───── Passage shown

When the yaw rate ω and the sideslip angle β do not meet the requirements of Equations (15) and (16), but the wheel slip ratio λ is in the stable region, VACAS and HRBS work, and WAAS does not work.

(4)

When the yaw rate ω and the sideslip angle β do not meet the requirements of Equations (15) and (16), and the wheel slip ratio λ is outside the stable region, WAAS works, VACAS and HRBS do not work. The requirement of the compensation yaw moment is fulfilled by WAAS controlling, and $\Delta M$ is required to return the car to attain to a stable state, because wheel slip ratio is not satisfied at this time. Thus, braking torque is not necessary to the wheels by means of the VACAS system. Otherwise, the wheel slip ratio continues to deteriorate. Hence, the braking force of the other wheels needs to be reduced by WAAS with $\Delta M$ to compensate the yaw moment.

4. Simulation and Analysis

4.1. Build Vehicle Simulation Model Based on Chassis Domain Control

In order to verify the rationality of the established control strategy, the vehicle simulation model was built in Carsim software, the vehicle parameters are shown in

Table 2. The parameters of the vehicle.

──────────

Requests —
1. From the passage on vehicle stability control, repeat the text word for word, beginning at the words "4. Simulation and" and stopping after "of the vehicle.".
2. Name every vehicle quantity that the passage on vehicle stability control gives a Greek-letter symbol, along with its symbol.
3. According to the passage on vehicle stability control, what software was used to build the vehicle simulation model?

───── Dataset extract

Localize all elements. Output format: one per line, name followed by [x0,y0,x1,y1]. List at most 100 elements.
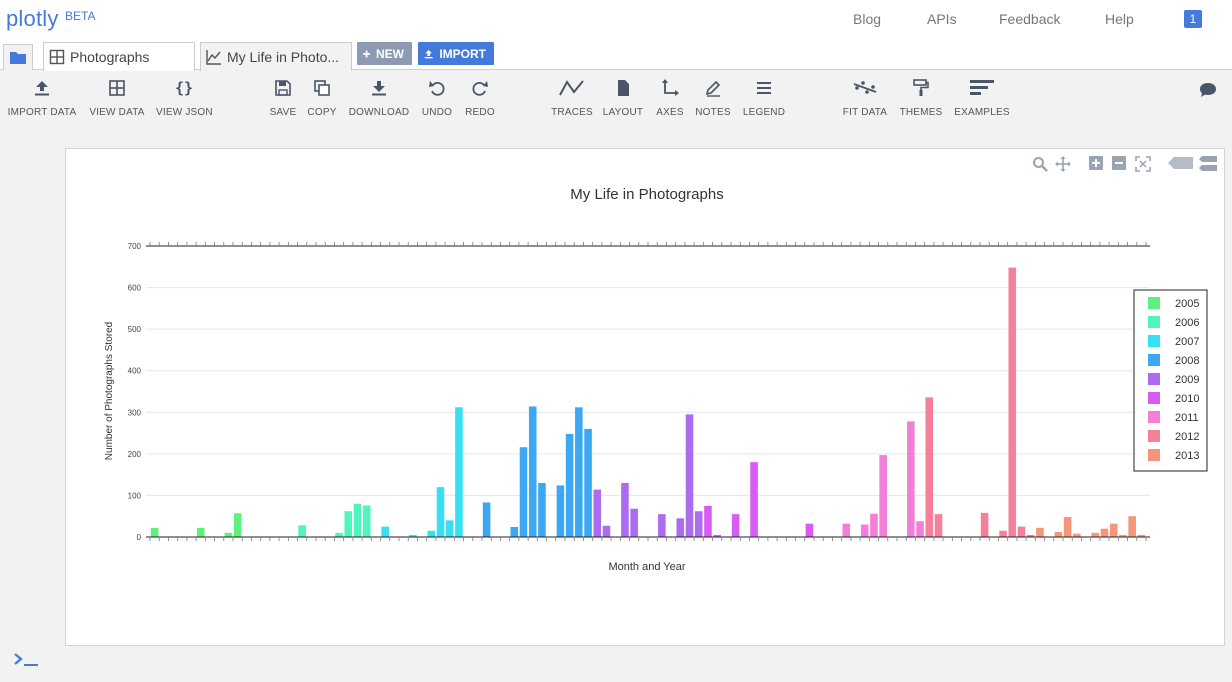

──────────

Full solutions —
1.
4. Simulation and Analysis

4.1. Build Vehicle Simulation Model Based on Chassis Domain Control

In order to verify the rationality of the established control strategy, the vehicle simulation model was built in Carsim software, the vehicle parameters are shown in

Table 2. The parameters of the vehicle.

2.
yaw rate ω
sideslip angle β
wheel slip ratio λ

3. Carsim